REQUIRED WORK: Each line of the material below that holds the word "Srujal" needs to be copied.

Stored entries
____________________
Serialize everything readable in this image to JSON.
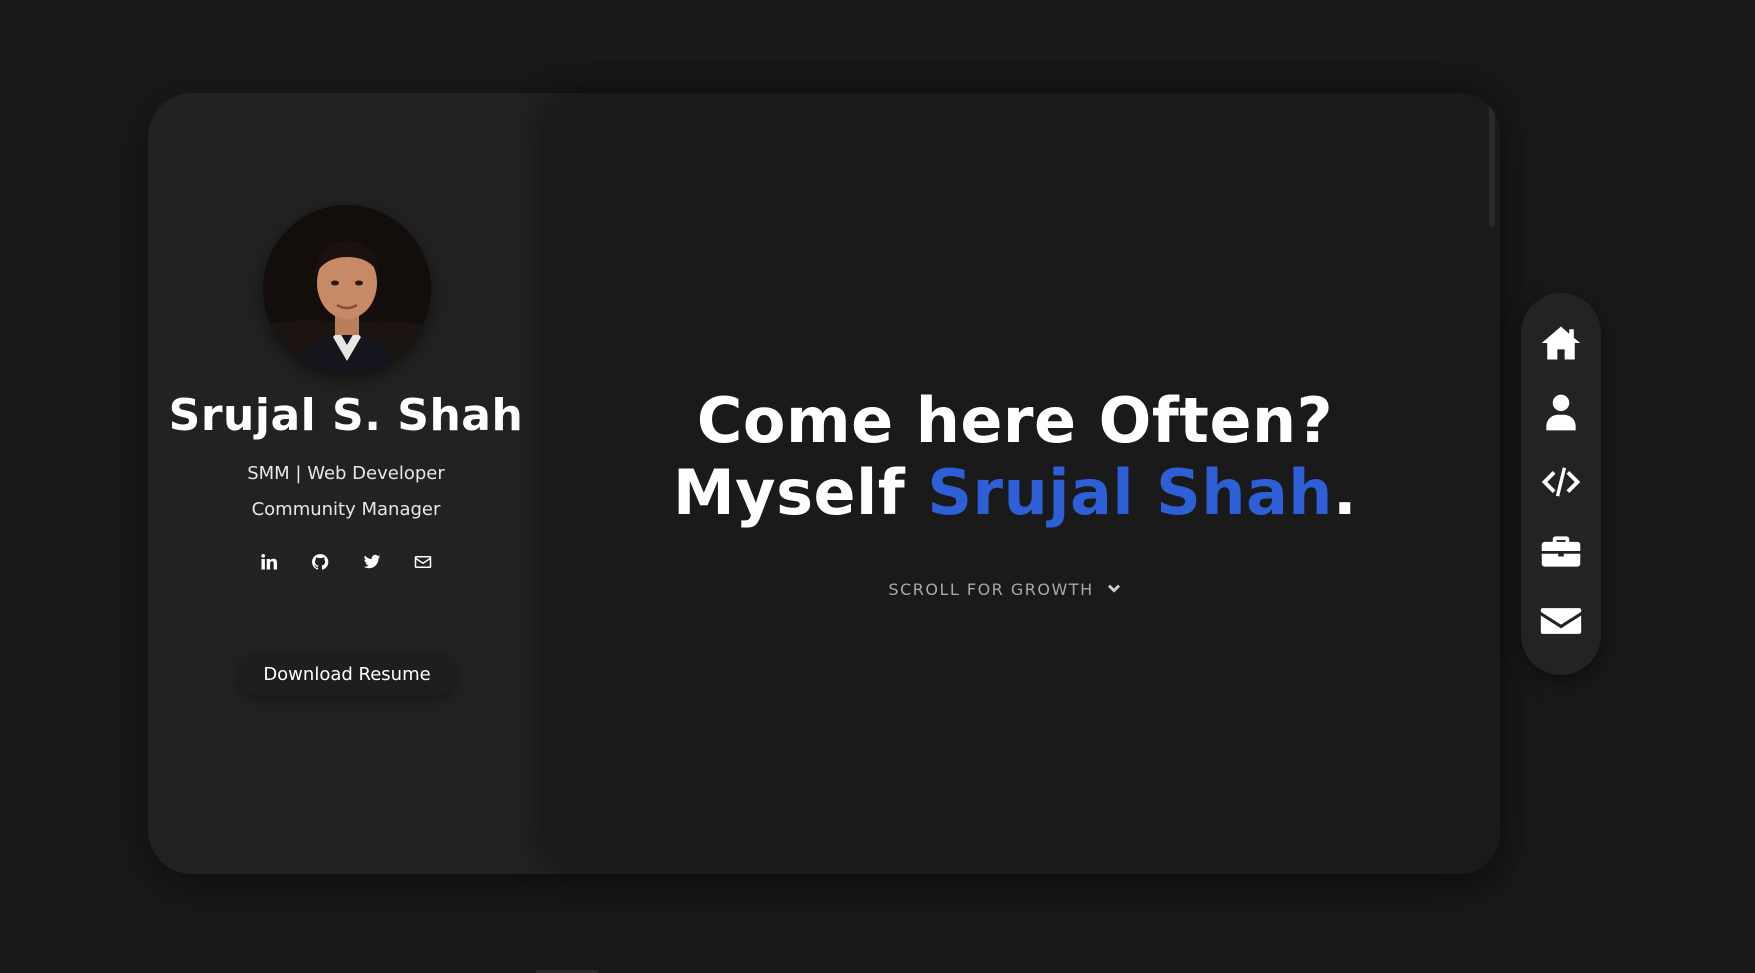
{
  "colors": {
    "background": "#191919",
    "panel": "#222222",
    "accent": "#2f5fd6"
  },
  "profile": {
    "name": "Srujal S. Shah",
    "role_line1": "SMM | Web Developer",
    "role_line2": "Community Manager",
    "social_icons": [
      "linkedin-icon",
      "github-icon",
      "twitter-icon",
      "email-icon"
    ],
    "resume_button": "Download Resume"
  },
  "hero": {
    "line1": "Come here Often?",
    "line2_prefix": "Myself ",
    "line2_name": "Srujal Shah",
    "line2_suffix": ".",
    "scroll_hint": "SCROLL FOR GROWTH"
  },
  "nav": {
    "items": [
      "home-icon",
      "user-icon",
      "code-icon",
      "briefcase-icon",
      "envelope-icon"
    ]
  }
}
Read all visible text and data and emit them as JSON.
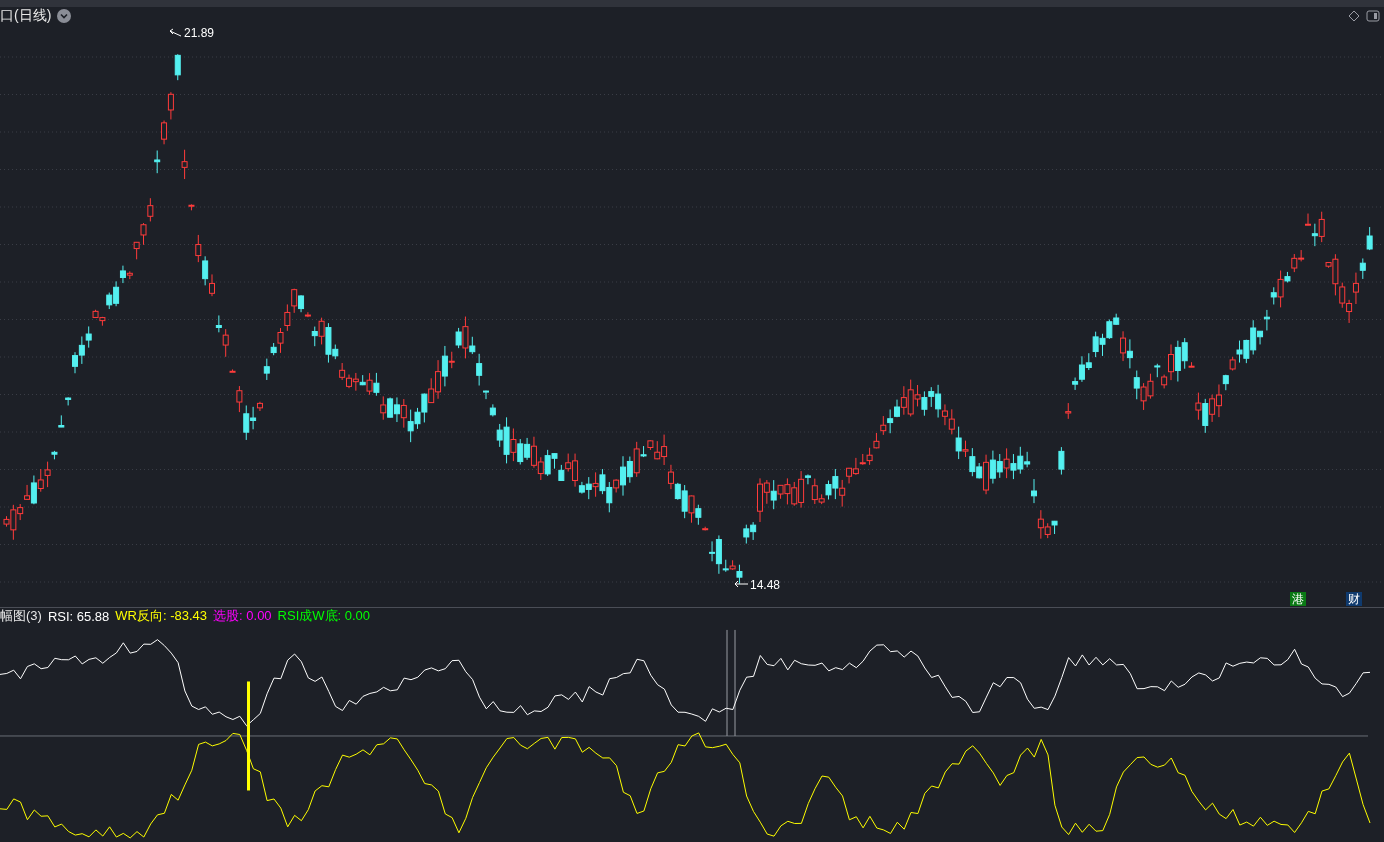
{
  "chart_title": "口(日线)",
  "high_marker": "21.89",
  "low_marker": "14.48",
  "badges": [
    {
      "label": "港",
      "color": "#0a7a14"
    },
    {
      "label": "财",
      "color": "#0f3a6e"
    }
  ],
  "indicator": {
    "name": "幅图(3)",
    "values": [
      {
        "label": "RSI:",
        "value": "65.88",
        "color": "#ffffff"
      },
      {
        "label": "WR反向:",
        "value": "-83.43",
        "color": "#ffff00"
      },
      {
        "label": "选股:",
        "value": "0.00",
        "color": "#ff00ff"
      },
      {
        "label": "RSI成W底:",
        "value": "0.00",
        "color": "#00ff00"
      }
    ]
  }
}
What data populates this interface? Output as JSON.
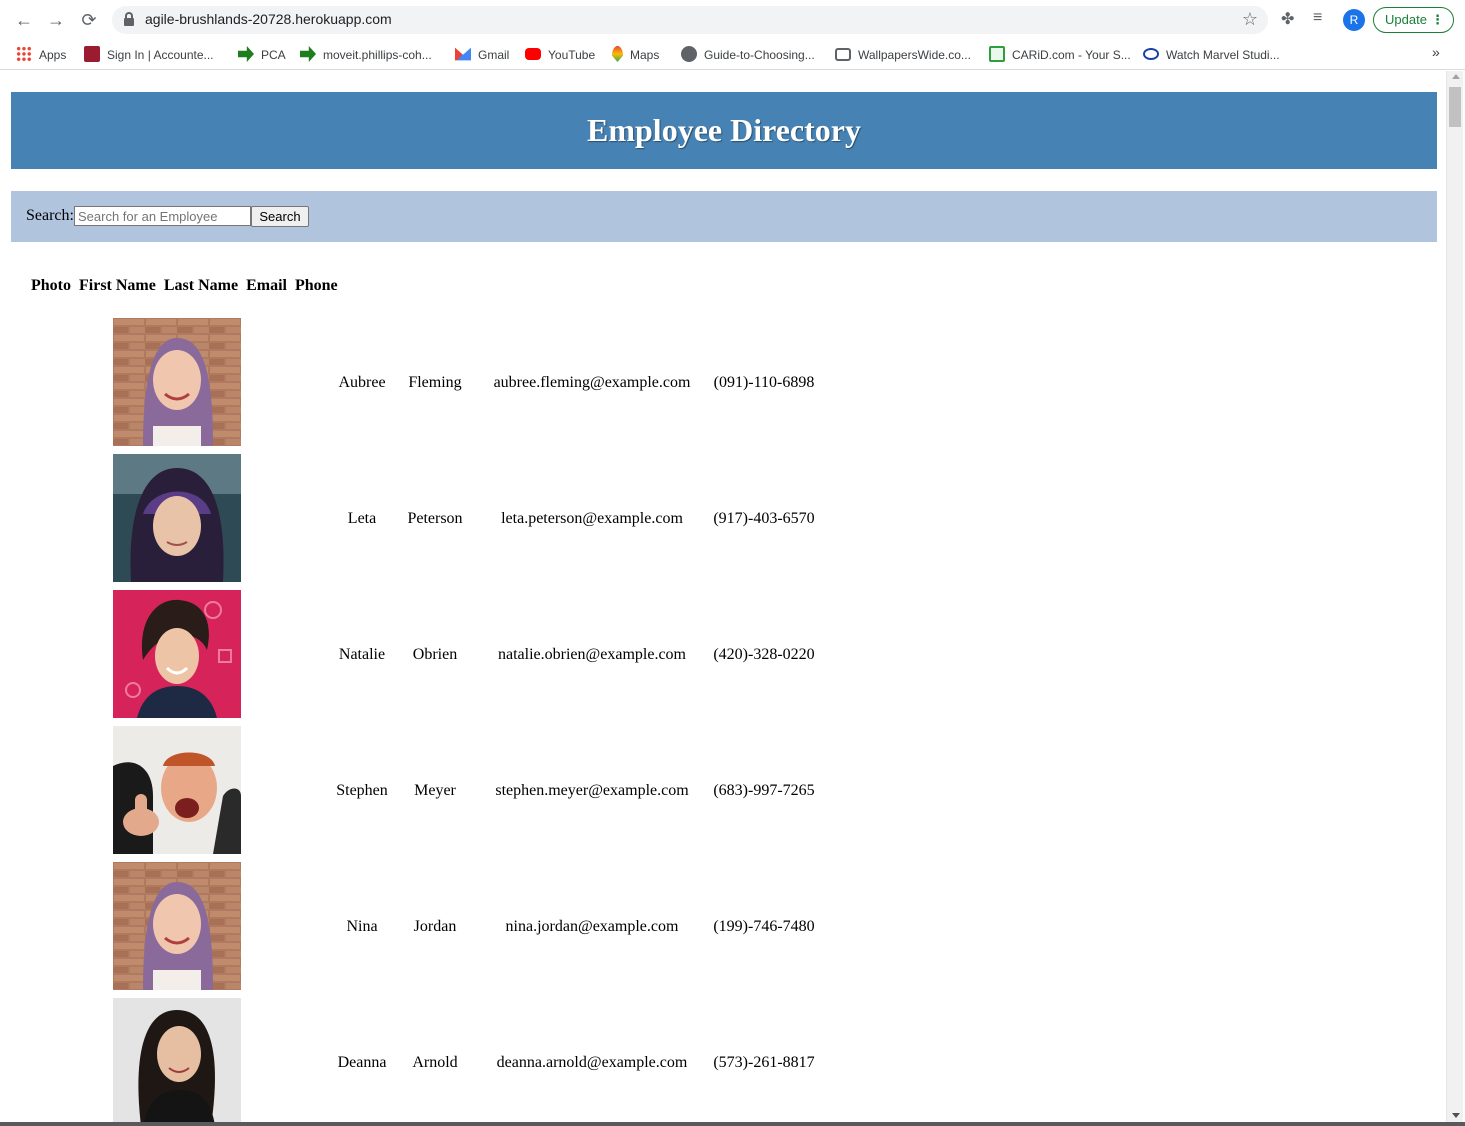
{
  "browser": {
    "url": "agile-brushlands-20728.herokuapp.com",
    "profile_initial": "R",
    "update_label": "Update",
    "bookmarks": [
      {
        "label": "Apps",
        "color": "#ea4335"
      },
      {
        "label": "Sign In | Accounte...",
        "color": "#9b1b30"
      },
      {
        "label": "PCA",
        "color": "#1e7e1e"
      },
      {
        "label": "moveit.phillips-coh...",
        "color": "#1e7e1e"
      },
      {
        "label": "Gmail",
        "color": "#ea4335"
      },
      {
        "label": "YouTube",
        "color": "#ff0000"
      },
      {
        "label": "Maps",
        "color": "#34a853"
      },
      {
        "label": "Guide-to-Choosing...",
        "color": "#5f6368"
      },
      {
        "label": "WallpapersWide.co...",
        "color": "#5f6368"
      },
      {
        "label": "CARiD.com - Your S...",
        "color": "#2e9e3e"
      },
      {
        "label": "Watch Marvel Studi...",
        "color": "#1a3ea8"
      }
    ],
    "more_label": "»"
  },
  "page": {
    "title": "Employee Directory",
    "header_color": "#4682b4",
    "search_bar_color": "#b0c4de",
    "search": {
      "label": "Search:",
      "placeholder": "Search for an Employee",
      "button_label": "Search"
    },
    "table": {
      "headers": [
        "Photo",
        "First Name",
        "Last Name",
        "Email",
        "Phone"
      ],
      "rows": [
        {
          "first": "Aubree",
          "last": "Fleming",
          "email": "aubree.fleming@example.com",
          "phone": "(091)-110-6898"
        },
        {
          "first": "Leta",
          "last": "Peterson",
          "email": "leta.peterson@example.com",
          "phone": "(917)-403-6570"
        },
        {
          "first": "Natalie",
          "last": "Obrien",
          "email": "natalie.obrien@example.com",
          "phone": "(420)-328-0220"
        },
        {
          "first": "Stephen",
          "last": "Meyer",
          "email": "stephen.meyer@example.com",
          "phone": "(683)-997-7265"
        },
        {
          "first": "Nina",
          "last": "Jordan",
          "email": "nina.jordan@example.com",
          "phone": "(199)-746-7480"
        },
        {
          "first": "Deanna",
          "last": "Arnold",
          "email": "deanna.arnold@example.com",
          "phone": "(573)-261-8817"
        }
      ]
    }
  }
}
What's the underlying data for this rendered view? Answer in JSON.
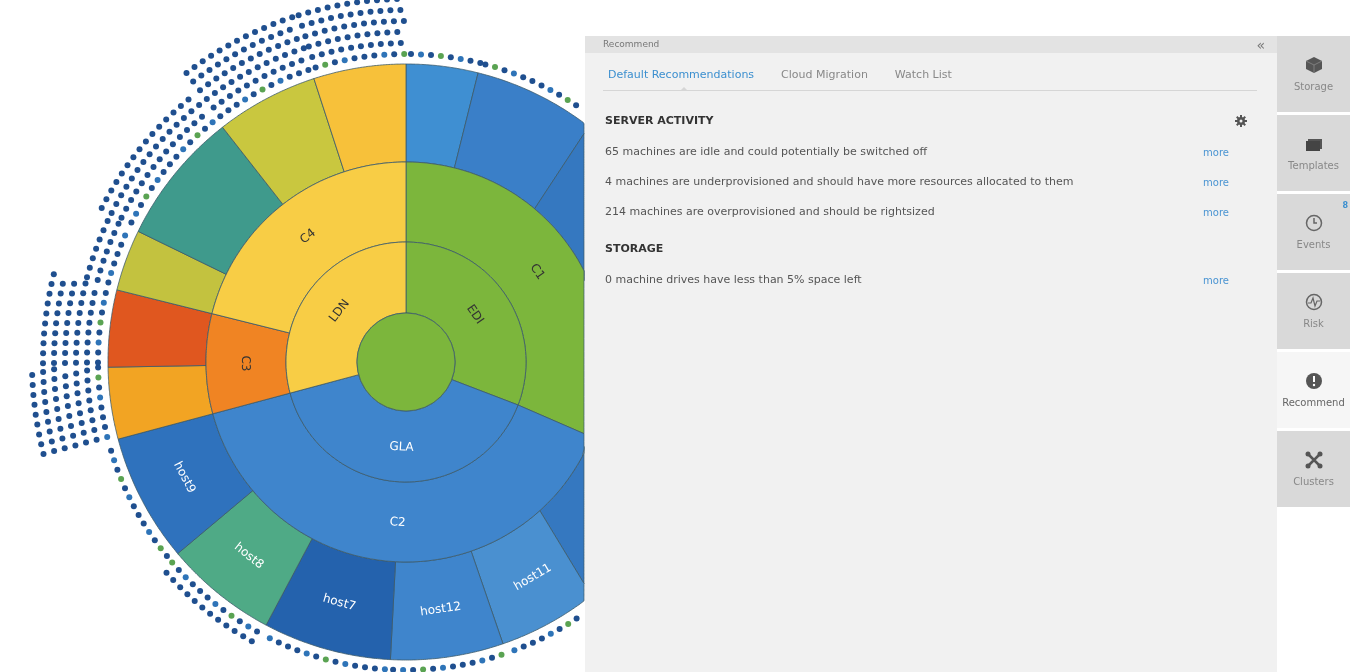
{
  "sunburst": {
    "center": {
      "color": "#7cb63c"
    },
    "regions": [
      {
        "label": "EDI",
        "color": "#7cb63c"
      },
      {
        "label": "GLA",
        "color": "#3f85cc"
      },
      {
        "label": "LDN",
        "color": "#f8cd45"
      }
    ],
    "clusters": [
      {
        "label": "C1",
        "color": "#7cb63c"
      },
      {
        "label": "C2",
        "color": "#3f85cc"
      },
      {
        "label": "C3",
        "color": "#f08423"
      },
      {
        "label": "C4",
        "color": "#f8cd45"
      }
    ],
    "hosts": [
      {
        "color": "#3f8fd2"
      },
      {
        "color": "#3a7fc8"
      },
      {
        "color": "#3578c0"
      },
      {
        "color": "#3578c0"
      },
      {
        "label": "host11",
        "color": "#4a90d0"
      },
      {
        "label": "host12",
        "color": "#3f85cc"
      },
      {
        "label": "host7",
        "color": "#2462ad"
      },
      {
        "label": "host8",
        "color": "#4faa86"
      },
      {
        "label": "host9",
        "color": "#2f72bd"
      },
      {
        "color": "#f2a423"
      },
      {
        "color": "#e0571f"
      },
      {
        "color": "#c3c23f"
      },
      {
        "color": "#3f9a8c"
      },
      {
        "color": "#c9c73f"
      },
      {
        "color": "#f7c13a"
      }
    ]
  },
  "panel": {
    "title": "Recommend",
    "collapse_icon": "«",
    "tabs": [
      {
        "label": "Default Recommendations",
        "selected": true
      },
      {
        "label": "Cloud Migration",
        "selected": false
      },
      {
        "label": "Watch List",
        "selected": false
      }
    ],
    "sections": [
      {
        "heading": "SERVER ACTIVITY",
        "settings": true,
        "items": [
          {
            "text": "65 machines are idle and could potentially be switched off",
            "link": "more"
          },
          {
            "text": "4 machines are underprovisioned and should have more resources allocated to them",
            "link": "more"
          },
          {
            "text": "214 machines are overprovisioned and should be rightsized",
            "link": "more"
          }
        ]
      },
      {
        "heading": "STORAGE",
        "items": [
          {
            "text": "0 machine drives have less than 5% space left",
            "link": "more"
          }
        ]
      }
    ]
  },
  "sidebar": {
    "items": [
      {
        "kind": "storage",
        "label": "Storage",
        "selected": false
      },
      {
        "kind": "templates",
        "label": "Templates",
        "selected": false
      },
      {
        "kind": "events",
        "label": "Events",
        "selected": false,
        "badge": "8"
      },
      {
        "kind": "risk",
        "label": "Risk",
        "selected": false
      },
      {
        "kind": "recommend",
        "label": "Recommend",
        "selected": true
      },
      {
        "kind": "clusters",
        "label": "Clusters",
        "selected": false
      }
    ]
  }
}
____________________
CORRECT RESPONSE:
    "name": "Srujal S. Shah",
    "line2_name": "Srujal Shah",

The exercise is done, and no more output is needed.